PROVIDED MATERIAL —
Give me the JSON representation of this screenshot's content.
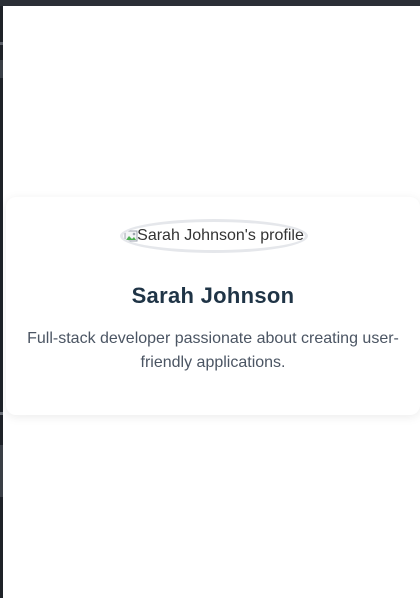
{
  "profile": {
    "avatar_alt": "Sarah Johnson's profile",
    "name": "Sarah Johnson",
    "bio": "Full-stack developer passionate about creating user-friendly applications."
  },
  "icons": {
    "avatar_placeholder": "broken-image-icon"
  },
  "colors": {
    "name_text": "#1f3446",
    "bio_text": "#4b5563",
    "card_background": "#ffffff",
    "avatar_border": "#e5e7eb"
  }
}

...

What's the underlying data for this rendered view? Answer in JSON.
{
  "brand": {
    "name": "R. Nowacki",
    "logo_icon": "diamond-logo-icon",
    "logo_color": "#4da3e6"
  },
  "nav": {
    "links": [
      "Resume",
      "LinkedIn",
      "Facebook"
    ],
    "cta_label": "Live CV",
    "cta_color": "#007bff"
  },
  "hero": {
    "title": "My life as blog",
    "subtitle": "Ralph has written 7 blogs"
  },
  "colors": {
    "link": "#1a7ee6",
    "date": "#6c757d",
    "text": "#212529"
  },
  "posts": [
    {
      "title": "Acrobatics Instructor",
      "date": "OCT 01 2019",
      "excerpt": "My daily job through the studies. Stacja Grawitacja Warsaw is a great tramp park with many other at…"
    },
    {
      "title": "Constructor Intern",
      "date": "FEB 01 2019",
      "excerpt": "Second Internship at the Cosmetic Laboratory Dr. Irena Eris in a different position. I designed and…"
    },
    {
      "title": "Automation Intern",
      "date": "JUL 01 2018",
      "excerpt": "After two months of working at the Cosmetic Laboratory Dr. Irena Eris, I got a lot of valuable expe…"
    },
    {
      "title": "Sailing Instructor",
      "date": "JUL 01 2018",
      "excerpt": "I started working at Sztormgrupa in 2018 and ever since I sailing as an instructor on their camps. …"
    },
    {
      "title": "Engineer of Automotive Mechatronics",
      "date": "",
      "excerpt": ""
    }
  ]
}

==

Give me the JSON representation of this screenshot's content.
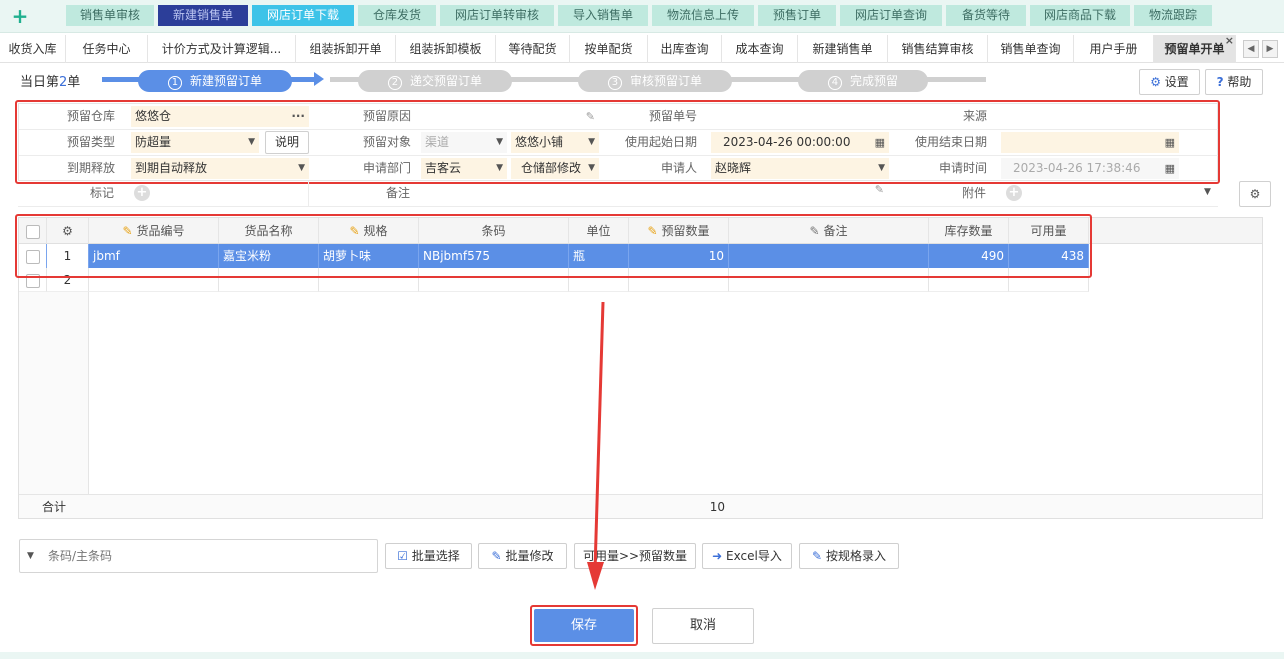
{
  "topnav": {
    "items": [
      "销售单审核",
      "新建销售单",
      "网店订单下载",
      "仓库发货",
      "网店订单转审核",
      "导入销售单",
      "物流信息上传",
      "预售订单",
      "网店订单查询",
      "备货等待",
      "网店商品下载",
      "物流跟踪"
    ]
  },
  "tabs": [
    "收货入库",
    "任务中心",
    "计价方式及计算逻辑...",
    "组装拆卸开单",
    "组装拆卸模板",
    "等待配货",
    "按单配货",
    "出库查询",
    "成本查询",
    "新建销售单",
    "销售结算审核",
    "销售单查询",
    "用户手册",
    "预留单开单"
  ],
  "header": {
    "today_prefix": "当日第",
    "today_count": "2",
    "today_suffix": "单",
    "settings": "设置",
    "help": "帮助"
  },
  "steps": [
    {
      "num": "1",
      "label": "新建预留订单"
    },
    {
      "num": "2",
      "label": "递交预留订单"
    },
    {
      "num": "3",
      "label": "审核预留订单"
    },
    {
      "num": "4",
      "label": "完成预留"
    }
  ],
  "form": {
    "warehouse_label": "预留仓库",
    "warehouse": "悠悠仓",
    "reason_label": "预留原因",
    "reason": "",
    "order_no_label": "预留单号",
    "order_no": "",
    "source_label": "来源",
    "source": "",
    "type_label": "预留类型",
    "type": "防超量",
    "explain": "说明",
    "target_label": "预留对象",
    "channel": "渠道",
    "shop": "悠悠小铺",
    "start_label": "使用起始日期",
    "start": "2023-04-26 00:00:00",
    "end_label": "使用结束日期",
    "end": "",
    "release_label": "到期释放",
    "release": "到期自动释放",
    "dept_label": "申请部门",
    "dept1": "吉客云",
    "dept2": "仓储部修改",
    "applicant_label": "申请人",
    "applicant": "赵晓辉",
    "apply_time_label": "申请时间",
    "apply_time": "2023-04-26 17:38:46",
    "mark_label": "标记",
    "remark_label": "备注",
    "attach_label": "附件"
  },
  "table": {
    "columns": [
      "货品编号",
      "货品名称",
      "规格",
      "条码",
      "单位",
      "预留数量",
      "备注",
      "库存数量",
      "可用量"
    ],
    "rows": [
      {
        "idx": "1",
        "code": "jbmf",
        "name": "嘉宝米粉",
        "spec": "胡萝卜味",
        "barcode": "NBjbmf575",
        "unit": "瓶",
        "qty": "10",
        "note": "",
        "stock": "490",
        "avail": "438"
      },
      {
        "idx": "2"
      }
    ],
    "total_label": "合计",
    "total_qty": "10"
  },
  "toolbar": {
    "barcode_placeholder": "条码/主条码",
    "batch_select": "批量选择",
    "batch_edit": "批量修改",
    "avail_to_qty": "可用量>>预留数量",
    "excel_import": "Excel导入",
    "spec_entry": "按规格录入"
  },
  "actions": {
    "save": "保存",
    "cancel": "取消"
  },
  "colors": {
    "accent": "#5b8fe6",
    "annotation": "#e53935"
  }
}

WHAT YOU ARE ASKED TO DO — Find and count the lines of the data that include the string "Irena", and report that figure by itself.

SOLUTION TO THIS EXERCISE — 2